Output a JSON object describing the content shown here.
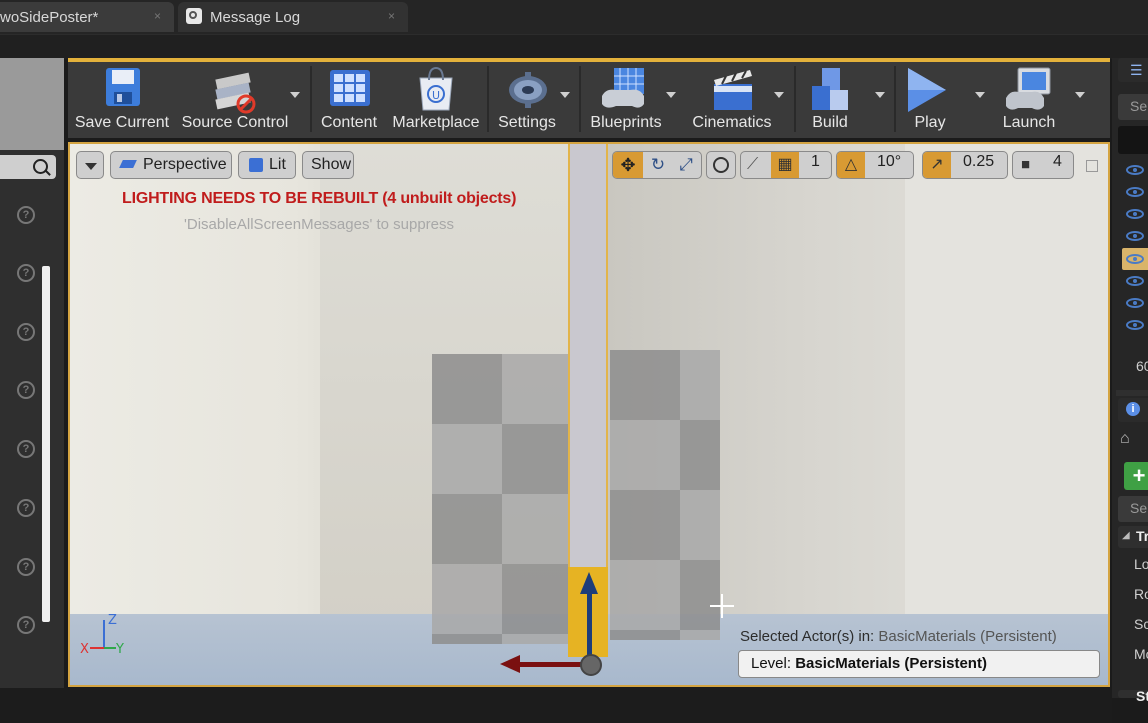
{
  "tabs": [
    {
      "label": "woSidePoster*",
      "close": "×"
    },
    {
      "label": "Message Log",
      "close": "×"
    }
  ],
  "toolbar": {
    "items": [
      {
        "label": "Save Current",
        "icon": "floppy-disk-icon"
      },
      {
        "label": "Source Control",
        "icon": "source-control-icon"
      },
      {
        "label": "Content",
        "icon": "content-grid-icon"
      },
      {
        "label": "Marketplace",
        "icon": "marketplace-bag-icon"
      },
      {
        "label": "Settings",
        "icon": "gear-icon"
      },
      {
        "label": "Blueprints",
        "icon": "blueprint-icon"
      },
      {
        "label": "Cinematics",
        "icon": "clapperboard-icon"
      },
      {
        "label": "Build",
        "icon": "build-blocks-icon"
      },
      {
        "label": "Play",
        "icon": "play-icon"
      },
      {
        "label": "Launch",
        "icon": "launch-console-icon"
      }
    ]
  },
  "viewport": {
    "view_mode": "Perspective",
    "lighting_mode": "Lit",
    "show_label": "Show",
    "camera_speed": "1",
    "rotation_snap": "10°",
    "scale_snap": "0.25",
    "camera_speed_value": "4",
    "warning": "LIGHTING NEEDS TO BE REBUILT (4 unbuilt objects)",
    "suppress_hint": "'DisableAllScreenMessages' to suppress",
    "selected_prefix": "Selected Actor(s) in:",
    "selected_level": "BasicMaterials (Persistent)",
    "level_label": "Level:",
    "level_value": "BasicMaterials (Persistent)",
    "axis_x": "X",
    "axis_y": "Y",
    "axis_z": "Z"
  },
  "right_panel": {
    "search_stub": "Se",
    "count_stub": "60",
    "search2_stub": "Se",
    "transform_stub": "Tr",
    "row_stubs": [
      "Lo",
      "Ro",
      "Sc",
      "Mo"
    ],
    "static_stub": "St",
    "add_label": "+"
  },
  "colors": {
    "accent": "#e3b13b",
    "warning": "#c01c1c",
    "add_green": "#3fa044"
  }
}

+ + + +

- **EXERCISE REQUIREMENTS**: Copy every entry word for word, but omit the pictures.

- **TASK RESPONSE**:
Output a JSON object describing the content shown here.
{
  "tabs": [
    {
      "label": "woSidePoster*",
      "close": "×"
    },
    {
      "label": "Message Log",
      "close": "×"
    }
  ],
  "toolbar": {
    "items": [
      {
        "label": "Save Current",
        "icon": "floppy-disk-icon"
      },
      {
        "label": "Source Control",
        "icon": "source-control-icon"
      },
      {
        "label": "Content",
        "icon": "content-grid-icon"
      },
      {
        "label": "Marketplace",
        "icon": "marketplace-bag-icon"
      },
      {
        "label": "Settings",
        "icon": "gear-icon"
      },
      {
        "label": "Blueprints",
        "icon": "blueprint-icon"
      },
      {
        "label": "Cinematics",
        "icon": "clapperboard-icon"
      },
      {
        "label": "Build",
        "icon": "build-blocks-icon"
      },
      {
        "label": "Play",
        "icon": "play-icon"
      },
      {
        "label": "Launch",
        "icon": "launch-console-icon"
      }
    ]
  },
  "viewport": {
    "view_mode": "Perspective",
    "lighting_mode": "Lit",
    "show_label": "Show",
    "camera_speed": "1",
    "rotation_snap": "10°",
    "scale_snap": "0.25",
    "camera_speed_value": "4",
    "warning": "LIGHTING NEEDS TO BE REBUILT (4 unbuilt objects)",
    "suppress_hint": "'DisableAllScreenMessages' to suppress",
    "selected_prefix": "Selected Actor(s) in:",
    "selected_level": "BasicMaterials (Persistent)",
    "level_label": "Level:",
    "level_value": "BasicMaterials (Persistent)",
    "axis_x": "X",
    "axis_y": "Y",
    "axis_z": "Z"
  },
  "right_panel": {
    "search_stub": "Se",
    "count_stub": "60",
    "search2_stub": "Se",
    "transform_stub": "Tr",
    "row_stubs": [
      "Lo",
      "Ro",
      "Sc",
      "Mo"
    ],
    "static_stub": "St",
    "add_label": "+"
  },
  "colors": {
    "accent": "#e3b13b",
    "warning": "#c01c1c",
    "add_green": "#3fa044"
  }
}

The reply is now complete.